**Information supplied:**
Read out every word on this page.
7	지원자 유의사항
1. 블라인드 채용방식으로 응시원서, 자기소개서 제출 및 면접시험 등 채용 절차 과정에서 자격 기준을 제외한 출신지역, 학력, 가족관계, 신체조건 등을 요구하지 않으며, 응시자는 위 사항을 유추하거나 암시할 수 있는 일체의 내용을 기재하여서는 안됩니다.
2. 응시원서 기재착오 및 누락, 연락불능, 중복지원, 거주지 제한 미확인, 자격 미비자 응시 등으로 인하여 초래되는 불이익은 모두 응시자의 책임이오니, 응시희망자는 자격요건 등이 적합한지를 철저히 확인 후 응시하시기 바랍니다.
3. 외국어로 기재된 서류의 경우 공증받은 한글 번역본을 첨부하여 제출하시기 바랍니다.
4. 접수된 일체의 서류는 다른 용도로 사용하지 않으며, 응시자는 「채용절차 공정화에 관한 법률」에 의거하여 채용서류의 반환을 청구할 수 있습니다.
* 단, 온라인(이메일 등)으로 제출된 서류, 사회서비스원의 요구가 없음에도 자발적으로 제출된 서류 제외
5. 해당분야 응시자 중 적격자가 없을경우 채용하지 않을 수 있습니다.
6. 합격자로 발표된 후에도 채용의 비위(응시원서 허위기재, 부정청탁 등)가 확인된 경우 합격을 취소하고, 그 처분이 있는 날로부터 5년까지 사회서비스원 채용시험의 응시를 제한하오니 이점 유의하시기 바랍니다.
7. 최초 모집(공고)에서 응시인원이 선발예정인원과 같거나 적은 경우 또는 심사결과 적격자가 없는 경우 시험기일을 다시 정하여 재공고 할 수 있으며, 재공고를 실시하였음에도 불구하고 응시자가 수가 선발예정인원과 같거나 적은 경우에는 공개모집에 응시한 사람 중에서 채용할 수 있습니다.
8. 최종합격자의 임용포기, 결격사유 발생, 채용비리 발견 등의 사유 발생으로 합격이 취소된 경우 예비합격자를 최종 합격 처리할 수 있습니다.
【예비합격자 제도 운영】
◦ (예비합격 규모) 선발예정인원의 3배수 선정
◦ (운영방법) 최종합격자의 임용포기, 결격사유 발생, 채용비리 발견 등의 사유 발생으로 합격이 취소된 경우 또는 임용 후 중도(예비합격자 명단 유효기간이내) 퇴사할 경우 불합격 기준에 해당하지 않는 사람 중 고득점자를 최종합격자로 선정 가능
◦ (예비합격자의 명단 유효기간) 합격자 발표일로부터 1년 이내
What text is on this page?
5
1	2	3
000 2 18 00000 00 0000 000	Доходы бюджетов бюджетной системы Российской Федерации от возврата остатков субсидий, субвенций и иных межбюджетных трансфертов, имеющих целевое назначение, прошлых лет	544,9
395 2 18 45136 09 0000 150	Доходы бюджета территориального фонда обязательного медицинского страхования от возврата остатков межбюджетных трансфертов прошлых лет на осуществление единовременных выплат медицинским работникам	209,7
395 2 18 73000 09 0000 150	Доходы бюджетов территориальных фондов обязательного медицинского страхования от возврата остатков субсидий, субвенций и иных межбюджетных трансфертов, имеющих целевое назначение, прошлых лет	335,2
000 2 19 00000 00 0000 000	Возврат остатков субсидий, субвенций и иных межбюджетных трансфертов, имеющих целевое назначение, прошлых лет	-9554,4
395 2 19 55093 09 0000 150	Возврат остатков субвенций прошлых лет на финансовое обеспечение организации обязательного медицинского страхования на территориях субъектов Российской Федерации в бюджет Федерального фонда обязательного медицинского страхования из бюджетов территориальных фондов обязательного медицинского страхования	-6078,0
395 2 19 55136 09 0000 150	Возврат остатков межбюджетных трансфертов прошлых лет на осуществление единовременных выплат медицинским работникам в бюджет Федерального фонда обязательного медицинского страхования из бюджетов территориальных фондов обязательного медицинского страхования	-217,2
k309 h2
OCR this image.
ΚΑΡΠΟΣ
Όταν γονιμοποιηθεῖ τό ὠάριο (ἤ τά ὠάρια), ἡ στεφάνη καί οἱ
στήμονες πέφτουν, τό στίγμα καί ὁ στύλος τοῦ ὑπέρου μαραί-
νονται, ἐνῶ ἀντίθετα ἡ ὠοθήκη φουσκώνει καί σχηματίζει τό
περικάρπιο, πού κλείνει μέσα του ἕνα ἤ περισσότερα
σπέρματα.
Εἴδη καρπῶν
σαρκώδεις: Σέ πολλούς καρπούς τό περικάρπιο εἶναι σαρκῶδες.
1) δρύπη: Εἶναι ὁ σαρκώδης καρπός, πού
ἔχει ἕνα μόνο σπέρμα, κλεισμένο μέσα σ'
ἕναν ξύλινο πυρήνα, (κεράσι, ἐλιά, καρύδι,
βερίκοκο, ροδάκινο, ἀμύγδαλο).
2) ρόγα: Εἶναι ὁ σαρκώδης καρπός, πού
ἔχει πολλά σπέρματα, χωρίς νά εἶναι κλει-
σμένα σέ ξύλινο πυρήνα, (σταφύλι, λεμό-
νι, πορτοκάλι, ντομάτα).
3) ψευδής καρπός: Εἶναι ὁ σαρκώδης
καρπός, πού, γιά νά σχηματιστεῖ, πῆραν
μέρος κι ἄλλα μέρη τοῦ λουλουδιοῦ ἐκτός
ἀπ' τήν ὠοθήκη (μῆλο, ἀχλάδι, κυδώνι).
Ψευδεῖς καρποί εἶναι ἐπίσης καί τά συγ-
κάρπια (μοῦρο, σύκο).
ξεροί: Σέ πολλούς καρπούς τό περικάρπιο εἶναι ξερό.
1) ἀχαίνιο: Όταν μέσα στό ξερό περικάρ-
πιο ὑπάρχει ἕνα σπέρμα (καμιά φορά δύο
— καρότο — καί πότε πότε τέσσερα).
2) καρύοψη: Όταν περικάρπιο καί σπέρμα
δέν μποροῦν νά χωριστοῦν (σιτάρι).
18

**Work to complete:**
Check each line of the entries above, and show every one holding the word "this".

**Problem solution:**
Read out every word on this page.
What text is on this page?
OCR this image.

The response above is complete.